- Prompt
Could you write out every record below exactly, leaving out any pictures?

- Records for this task
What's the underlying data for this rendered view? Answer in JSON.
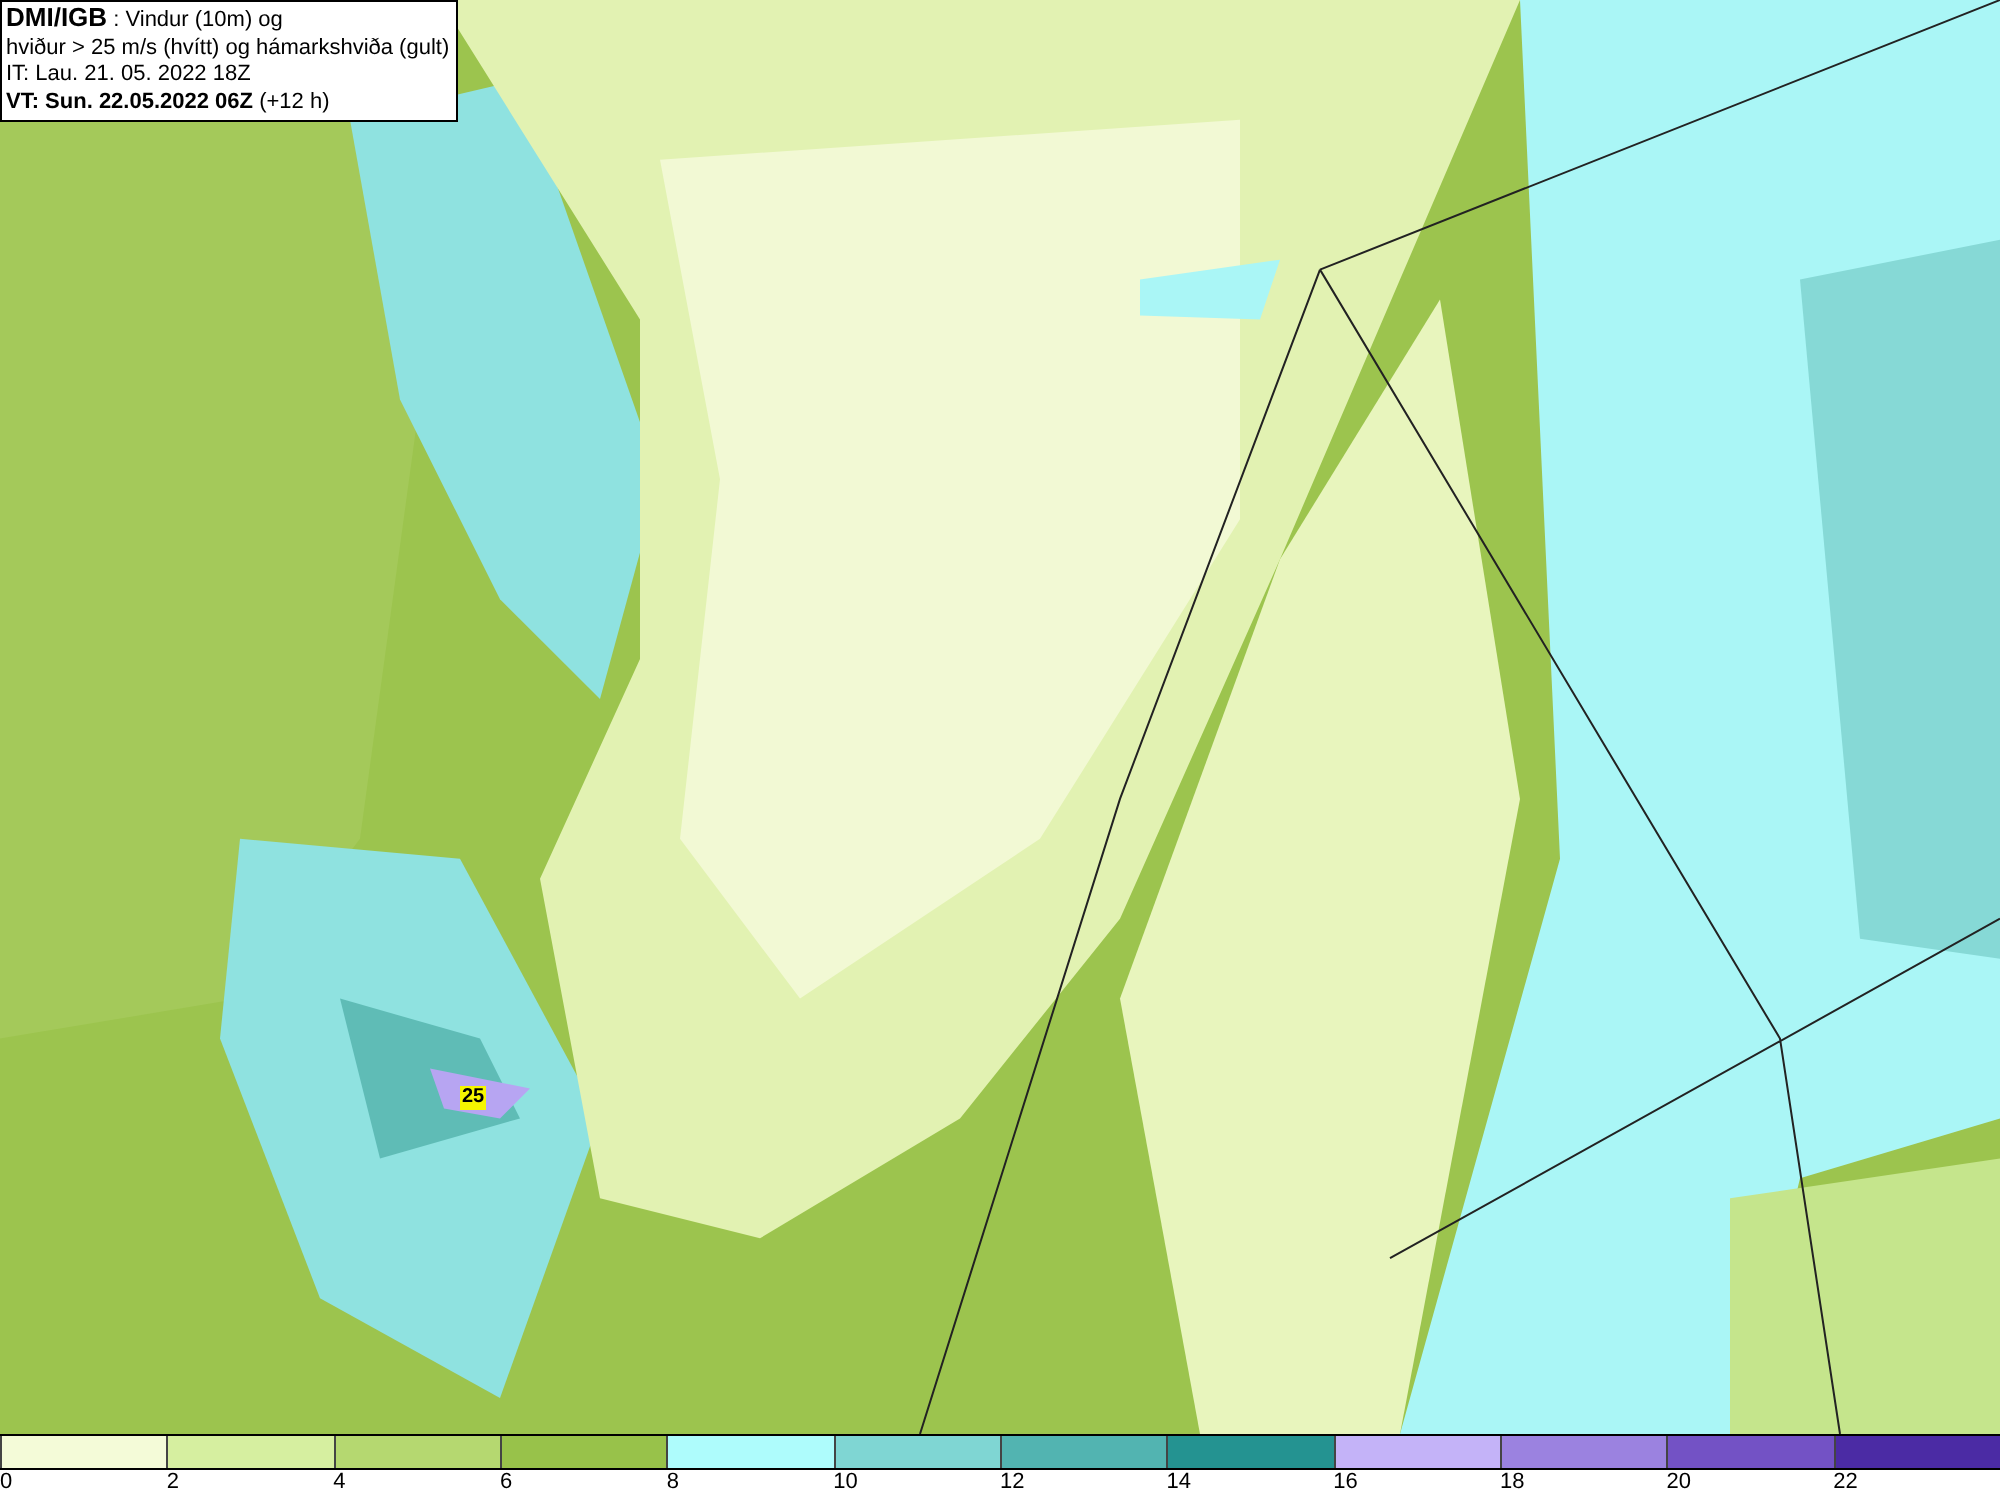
{
  "header": {
    "source": "DMI/IGB",
    "title": " : Vindur (10m) og",
    "subtitle": "hviður > 25 m/s (hvítt) og hámarkshviða (gult)",
    "initial_time": "IT: Lau. 21. 05. 2022 18Z",
    "valid_time": "VT: Sun. 22.05.2022 06Z",
    "valid_offset": " (+12 h)"
  },
  "map": {
    "gust_label": "25"
  },
  "legend": [
    {
      "label": "0",
      "color": "#f4fbd8"
    },
    {
      "label": "2",
      "color": "#d6efa0"
    },
    {
      "label": "4",
      "color": "#b5d870"
    },
    {
      "label": "6",
      "color": "#98c24a"
    },
    {
      "label": "8",
      "color": "#aefcfc"
    },
    {
      "label": "10",
      "color": "#7fd6d3"
    },
    {
      "label": "12",
      "color": "#52b4b1"
    },
    {
      "label": "14",
      "color": "#249391"
    },
    {
      "label": "16",
      "color": "#c4b3f8"
    },
    {
      "label": "18",
      "color": "#9b82e0"
    },
    {
      "label": "20",
      "color": "#7352c5"
    },
    {
      "label": "22",
      "color": "#4b2ba4"
    }
  ]
}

- Written solution
What's the underlying data for this rendered view? Answer in JSON.
{
  "header": {
    "source": "DMI/IGB",
    "title": " : Vindur (10m) og",
    "subtitle": "hviður > 25 m/s (hvítt) og hámarkshviða (gult)",
    "initial_time": "IT: Lau. 21. 05. 2022 18Z",
    "valid_time": "VT: Sun. 22.05.2022 06Z",
    "valid_offset": " (+12 h)"
  },
  "map": {
    "gust_label": "25"
  },
  "legend": [
    {
      "label": "0",
      "color": "#f4fbd8"
    },
    {
      "label": "2",
      "color": "#d6efa0"
    },
    {
      "label": "4",
      "color": "#b5d870"
    },
    {
      "label": "6",
      "color": "#98c24a"
    },
    {
      "label": "8",
      "color": "#aefcfc"
    },
    {
      "label": "10",
      "color": "#7fd6d3"
    },
    {
      "label": "12",
      "color": "#52b4b1"
    },
    {
      "label": "14",
      "color": "#249391"
    },
    {
      "label": "16",
      "color": "#c4b3f8"
    },
    {
      "label": "18",
      "color": "#9b82e0"
    },
    {
      "label": "20",
      "color": "#7352c5"
    },
    {
      "label": "22",
      "color": "#4b2ba4"
    }
  ]
}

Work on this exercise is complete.